• **Short task**:
Beginning with the line containing "Output a JSON" and ending with the last line of the records, set down every line exactly.

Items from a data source
--
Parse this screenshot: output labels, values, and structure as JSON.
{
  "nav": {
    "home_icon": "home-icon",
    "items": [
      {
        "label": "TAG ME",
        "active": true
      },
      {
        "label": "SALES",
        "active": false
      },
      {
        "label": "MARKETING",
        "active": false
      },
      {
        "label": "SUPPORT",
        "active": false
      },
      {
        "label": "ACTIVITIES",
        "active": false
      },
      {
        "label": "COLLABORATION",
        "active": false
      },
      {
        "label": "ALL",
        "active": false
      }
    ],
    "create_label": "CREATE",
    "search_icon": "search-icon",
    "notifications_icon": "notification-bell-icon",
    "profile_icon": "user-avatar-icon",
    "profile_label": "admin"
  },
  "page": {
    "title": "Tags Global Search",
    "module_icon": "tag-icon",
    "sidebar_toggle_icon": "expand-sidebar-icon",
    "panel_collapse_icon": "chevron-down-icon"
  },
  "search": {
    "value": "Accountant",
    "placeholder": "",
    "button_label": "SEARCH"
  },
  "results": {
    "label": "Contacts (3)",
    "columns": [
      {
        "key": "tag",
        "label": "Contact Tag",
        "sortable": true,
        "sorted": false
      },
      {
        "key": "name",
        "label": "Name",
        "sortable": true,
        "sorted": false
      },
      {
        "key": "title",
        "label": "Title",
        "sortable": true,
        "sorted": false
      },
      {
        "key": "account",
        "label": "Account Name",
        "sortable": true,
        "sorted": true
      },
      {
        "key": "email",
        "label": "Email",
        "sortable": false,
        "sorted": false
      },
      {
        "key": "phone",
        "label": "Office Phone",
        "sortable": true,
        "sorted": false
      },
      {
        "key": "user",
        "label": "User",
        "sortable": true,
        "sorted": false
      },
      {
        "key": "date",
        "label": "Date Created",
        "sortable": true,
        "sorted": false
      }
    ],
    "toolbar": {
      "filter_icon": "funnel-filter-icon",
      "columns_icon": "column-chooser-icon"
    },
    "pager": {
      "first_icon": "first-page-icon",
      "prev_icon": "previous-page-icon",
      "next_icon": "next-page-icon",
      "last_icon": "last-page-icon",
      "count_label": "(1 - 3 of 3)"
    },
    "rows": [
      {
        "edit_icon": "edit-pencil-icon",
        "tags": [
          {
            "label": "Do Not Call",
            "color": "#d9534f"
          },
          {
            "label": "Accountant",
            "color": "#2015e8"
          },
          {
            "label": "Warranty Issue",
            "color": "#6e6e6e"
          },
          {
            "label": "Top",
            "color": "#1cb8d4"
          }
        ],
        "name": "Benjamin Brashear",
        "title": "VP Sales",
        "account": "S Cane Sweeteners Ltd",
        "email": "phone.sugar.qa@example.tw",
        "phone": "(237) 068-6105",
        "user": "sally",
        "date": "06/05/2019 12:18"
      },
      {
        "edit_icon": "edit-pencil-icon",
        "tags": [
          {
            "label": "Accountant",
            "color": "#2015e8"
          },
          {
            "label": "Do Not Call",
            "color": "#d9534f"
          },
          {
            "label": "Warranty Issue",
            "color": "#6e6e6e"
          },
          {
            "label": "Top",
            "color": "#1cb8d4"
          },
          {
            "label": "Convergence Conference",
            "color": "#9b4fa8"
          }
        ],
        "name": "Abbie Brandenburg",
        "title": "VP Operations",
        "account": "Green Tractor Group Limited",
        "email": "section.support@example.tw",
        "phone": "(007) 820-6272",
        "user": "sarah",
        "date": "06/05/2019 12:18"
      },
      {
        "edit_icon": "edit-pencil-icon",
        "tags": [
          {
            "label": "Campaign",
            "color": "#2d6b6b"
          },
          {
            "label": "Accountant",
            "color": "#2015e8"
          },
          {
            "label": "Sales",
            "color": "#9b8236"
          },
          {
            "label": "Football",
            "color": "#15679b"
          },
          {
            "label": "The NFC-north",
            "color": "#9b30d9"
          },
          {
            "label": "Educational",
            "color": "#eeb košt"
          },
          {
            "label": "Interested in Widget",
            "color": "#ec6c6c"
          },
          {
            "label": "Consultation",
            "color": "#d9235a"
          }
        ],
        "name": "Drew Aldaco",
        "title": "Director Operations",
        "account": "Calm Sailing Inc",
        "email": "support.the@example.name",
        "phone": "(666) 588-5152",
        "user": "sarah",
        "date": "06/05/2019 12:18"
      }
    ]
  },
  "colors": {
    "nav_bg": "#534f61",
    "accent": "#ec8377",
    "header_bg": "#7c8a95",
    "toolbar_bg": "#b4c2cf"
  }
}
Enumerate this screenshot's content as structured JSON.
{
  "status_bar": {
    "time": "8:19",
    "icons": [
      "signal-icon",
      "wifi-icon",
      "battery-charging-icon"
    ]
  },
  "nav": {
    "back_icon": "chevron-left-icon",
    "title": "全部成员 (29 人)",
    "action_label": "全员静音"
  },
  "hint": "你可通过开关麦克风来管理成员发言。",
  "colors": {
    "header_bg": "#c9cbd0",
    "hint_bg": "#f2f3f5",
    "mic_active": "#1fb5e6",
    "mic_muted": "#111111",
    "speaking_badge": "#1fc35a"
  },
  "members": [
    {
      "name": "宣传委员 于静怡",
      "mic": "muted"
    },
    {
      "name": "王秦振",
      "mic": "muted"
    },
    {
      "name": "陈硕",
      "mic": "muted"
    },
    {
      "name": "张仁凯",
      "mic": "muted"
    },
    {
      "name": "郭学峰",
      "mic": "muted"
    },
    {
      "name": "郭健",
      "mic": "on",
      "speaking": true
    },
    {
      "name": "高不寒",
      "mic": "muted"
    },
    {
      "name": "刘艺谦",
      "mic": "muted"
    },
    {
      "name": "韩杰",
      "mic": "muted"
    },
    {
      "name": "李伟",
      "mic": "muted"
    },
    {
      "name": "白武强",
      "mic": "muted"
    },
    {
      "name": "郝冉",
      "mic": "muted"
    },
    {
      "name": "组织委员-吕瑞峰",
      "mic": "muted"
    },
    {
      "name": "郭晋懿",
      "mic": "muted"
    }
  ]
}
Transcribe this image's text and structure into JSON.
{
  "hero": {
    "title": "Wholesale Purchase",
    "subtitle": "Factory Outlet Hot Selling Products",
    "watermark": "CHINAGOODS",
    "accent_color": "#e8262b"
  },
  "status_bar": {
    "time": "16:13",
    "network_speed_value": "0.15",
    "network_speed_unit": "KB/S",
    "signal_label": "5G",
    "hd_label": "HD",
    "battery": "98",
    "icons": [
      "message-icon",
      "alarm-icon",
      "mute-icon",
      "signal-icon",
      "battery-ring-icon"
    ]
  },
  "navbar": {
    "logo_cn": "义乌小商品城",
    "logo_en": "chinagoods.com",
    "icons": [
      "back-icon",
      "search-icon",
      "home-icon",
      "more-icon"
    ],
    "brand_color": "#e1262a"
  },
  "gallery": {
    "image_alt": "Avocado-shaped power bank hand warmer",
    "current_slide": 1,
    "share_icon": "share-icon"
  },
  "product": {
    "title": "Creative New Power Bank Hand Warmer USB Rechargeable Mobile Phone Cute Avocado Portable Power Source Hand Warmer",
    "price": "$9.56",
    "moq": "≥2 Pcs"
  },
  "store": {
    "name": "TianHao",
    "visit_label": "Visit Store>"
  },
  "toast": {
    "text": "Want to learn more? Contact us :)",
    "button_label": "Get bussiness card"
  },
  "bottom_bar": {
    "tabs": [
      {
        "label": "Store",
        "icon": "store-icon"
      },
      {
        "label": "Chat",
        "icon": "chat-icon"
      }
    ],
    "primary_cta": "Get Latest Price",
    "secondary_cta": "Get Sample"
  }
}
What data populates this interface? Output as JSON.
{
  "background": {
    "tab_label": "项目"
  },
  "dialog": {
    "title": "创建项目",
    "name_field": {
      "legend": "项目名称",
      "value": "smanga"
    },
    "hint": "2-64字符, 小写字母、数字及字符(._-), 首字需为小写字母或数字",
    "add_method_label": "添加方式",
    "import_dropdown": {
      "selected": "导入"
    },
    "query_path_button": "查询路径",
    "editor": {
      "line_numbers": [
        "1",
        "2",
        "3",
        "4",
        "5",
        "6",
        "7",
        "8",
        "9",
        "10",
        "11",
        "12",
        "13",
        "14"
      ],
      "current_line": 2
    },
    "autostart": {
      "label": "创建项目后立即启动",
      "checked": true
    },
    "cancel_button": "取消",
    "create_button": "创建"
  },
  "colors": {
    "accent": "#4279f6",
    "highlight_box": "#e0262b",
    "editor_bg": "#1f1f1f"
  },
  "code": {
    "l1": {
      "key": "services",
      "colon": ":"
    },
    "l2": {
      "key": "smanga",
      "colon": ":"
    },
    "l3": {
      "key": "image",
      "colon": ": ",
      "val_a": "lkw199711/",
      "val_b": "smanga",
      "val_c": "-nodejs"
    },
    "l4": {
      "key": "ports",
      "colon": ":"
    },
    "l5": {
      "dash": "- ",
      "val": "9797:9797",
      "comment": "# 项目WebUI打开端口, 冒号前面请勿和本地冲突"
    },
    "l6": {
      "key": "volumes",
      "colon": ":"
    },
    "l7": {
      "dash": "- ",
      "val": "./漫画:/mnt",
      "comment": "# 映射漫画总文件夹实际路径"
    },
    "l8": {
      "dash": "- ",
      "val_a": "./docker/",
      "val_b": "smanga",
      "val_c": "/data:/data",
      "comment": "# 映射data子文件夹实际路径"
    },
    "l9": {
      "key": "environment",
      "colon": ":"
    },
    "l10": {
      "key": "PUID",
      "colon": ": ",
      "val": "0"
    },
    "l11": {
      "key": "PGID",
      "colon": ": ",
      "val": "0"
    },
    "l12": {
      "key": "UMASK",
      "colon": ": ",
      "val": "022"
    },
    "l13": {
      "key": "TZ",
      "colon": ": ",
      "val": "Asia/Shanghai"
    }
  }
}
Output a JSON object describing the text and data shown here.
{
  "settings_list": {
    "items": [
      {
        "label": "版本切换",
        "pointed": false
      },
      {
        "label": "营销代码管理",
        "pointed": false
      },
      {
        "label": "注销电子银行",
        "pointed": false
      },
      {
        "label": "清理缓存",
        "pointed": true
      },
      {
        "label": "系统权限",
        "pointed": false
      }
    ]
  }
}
--
• **Solved problem**:
Output a JSON object describing the text and data shown here.
{
  "settings_list": {
    "items": [
      {
        "label": "版本切换",
        "pointed": false
      },
      {
        "label": "营销代码管理",
        "pointed": false
      },
      {
        "label": "注销电子银行",
        "pointed": false
      },
      {
        "label": "清理缓存",
        "pointed": true
      },
      {
        "label": "系统权限",
        "pointed": false
      }
    ]
  }
}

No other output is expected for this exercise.